Copy the rows below verbatim, from the line containing "scale-label-right [490,356,496,359]" through the line containing "data-table-row-label [139,111,159,114]", with both of those lines included.

— Begin Dataset content —

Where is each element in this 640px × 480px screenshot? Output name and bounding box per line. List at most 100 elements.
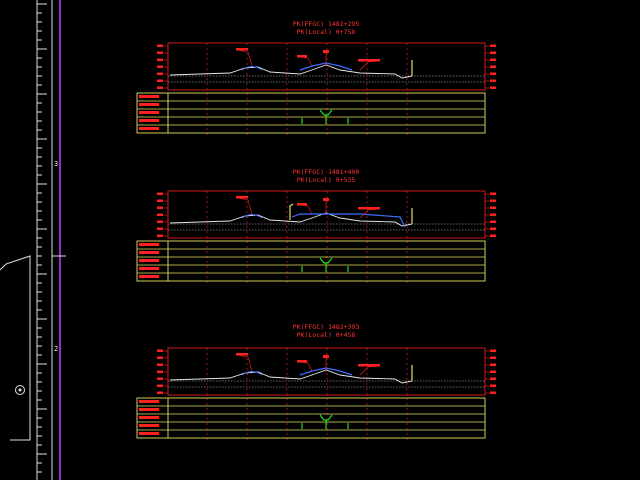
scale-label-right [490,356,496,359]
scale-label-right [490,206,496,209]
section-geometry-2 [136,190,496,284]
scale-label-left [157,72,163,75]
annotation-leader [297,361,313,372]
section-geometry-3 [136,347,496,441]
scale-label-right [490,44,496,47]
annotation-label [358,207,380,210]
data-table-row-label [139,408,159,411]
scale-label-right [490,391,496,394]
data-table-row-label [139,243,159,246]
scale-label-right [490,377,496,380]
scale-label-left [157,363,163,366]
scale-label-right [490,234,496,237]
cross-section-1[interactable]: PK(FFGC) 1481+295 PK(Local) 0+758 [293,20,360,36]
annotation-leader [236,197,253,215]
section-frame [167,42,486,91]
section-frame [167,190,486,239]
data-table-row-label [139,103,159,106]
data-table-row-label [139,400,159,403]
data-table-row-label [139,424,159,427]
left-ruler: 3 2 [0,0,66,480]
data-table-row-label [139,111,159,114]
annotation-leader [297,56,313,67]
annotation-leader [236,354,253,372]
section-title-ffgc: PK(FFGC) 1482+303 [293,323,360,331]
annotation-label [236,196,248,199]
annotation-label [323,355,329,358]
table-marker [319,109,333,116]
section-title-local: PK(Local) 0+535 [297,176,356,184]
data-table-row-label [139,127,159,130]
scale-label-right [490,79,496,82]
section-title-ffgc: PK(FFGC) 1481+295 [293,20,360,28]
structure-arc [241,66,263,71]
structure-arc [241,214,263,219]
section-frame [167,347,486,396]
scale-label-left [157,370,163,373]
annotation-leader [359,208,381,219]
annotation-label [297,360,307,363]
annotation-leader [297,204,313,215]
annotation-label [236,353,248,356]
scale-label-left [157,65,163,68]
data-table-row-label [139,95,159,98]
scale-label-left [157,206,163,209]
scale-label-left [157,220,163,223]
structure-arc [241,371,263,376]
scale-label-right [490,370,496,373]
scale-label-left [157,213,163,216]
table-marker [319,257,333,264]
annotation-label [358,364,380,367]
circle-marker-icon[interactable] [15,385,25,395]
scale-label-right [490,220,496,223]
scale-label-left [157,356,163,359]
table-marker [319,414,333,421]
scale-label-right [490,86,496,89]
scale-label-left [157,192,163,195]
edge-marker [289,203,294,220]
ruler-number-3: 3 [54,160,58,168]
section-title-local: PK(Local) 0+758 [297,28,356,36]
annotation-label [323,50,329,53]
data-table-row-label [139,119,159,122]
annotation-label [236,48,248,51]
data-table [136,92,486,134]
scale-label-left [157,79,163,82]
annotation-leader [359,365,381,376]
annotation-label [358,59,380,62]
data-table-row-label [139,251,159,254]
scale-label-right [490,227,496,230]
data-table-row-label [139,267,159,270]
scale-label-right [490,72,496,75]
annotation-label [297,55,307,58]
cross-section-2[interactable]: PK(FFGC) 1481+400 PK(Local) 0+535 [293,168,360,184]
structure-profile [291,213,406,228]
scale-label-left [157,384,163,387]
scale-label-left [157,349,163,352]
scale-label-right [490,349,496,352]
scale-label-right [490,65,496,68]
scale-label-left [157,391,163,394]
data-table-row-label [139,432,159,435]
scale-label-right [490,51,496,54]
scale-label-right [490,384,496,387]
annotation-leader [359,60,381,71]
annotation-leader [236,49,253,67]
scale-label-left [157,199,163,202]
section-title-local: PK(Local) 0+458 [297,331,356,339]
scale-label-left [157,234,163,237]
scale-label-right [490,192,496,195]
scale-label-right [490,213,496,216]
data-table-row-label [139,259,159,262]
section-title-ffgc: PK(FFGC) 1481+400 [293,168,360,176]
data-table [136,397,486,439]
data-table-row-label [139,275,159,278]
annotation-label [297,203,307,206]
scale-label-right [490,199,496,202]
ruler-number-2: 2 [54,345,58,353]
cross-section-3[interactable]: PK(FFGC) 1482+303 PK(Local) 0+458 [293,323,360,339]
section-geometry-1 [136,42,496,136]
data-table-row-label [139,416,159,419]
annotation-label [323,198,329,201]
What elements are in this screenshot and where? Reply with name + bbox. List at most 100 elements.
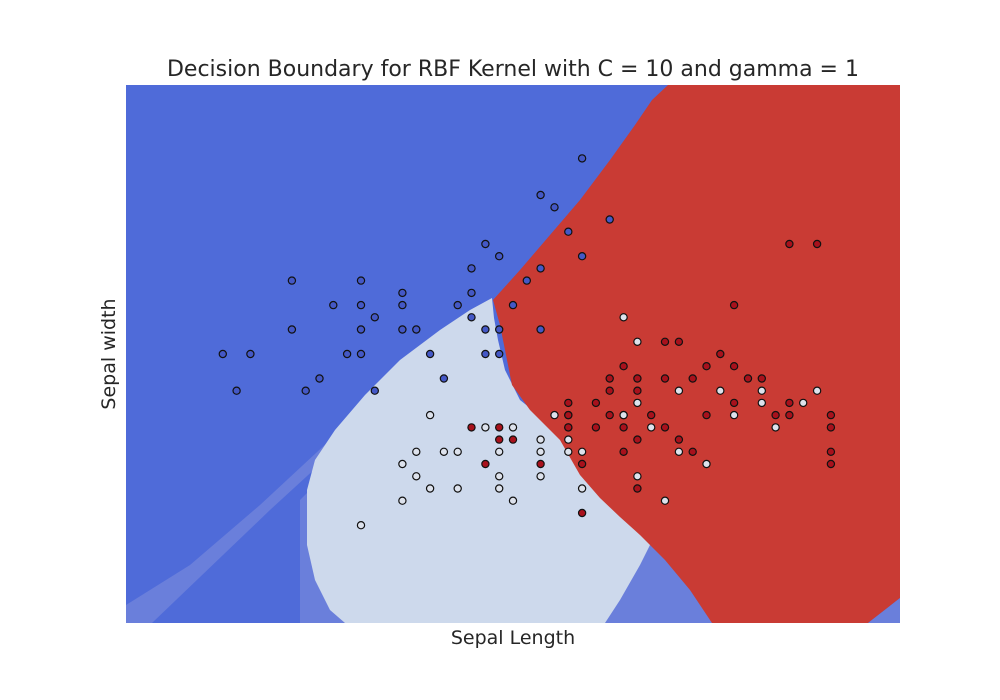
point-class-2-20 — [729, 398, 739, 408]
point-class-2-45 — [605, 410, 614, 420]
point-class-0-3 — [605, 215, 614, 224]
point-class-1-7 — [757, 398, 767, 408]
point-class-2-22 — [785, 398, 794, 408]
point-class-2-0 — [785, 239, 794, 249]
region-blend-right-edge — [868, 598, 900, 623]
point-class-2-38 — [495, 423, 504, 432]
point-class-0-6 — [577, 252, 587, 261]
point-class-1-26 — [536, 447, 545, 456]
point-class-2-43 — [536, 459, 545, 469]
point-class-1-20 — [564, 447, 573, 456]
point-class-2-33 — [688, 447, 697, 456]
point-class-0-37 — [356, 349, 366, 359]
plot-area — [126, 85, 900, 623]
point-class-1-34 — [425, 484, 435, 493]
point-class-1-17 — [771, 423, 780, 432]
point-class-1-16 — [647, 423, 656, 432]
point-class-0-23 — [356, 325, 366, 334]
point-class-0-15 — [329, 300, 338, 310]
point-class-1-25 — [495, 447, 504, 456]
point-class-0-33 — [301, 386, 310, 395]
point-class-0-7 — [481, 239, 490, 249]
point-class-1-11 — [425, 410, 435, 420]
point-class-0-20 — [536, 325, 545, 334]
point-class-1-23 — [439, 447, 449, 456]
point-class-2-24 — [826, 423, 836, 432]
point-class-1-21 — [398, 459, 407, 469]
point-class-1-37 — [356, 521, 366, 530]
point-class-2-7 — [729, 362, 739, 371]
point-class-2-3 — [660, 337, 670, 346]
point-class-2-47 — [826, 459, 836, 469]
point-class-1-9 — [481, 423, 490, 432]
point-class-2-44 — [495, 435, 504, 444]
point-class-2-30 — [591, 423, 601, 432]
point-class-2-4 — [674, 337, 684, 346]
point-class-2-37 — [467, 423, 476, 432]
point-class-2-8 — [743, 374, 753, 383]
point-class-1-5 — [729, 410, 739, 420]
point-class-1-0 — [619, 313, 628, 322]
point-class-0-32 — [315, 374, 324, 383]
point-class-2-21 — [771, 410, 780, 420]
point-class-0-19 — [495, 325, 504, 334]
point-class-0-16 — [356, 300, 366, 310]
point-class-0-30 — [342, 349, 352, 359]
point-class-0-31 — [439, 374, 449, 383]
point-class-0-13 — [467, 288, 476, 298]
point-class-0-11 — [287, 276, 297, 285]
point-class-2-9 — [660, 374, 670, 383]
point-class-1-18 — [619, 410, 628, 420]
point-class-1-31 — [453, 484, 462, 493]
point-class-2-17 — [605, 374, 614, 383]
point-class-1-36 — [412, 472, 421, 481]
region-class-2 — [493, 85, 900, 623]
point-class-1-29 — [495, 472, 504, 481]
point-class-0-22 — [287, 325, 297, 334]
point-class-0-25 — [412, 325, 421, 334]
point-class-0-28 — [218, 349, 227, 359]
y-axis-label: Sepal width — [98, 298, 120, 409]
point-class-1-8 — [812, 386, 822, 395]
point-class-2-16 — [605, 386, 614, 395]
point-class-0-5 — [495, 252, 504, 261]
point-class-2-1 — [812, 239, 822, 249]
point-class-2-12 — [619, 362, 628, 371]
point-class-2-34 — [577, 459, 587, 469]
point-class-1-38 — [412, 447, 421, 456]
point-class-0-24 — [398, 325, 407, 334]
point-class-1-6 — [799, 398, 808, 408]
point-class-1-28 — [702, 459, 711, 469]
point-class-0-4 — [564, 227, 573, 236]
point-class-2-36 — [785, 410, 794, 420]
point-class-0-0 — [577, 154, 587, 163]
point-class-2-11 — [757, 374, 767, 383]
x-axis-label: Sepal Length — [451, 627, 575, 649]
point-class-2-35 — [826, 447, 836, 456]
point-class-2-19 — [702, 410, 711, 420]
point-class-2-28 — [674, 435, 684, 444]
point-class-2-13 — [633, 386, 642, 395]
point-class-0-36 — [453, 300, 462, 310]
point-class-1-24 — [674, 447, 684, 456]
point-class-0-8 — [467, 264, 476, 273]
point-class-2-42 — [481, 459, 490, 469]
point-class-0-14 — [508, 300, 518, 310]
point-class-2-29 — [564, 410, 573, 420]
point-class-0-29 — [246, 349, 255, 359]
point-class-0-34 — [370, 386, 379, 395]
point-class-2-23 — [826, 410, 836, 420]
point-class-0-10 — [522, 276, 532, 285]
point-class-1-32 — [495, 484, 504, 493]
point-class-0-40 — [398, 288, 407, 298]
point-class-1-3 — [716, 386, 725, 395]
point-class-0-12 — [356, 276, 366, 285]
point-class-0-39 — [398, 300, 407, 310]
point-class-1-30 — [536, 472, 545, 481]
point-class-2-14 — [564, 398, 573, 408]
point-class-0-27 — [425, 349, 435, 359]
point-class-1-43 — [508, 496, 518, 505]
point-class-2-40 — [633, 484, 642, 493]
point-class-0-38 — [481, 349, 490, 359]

— End Dataset content —

Answer for the task —
scale-label-right [490,356,496,359]
scale-label-right [490,206,496,209]
section-geometry-2 [136,190,496,284]
scale-label-left [157,72,163,75]
annotation-leader [297,361,313,372]
section-geometry-3 [136,347,496,441]
scale-label-right [490,44,496,47]
annotation-label [358,207,380,210]
data-table-row-label [139,408,159,411]
scale-label-right [490,391,496,394]
data-table-row-label [139,243,159,246]
scale-label-right [490,377,496,380]
scale-label-left [157,363,163,366]
scale-label-right [490,234,496,237]
cross-section-1[interactable]: PK(FFGC) 1481+295 PK(Local) 0+758 [293,20,360,36]
annotation-leader [236,197,253,215]
section-frame [167,42,486,91]
section-frame [167,190,486,239]
data-table-row-label [139,103,159,106]
data-table-row-label [139,400,159,403]
data-table-row-label [139,424,159,427]
left-ruler: 3 2 [0,0,66,480]
data-table-row-label [139,111,159,114]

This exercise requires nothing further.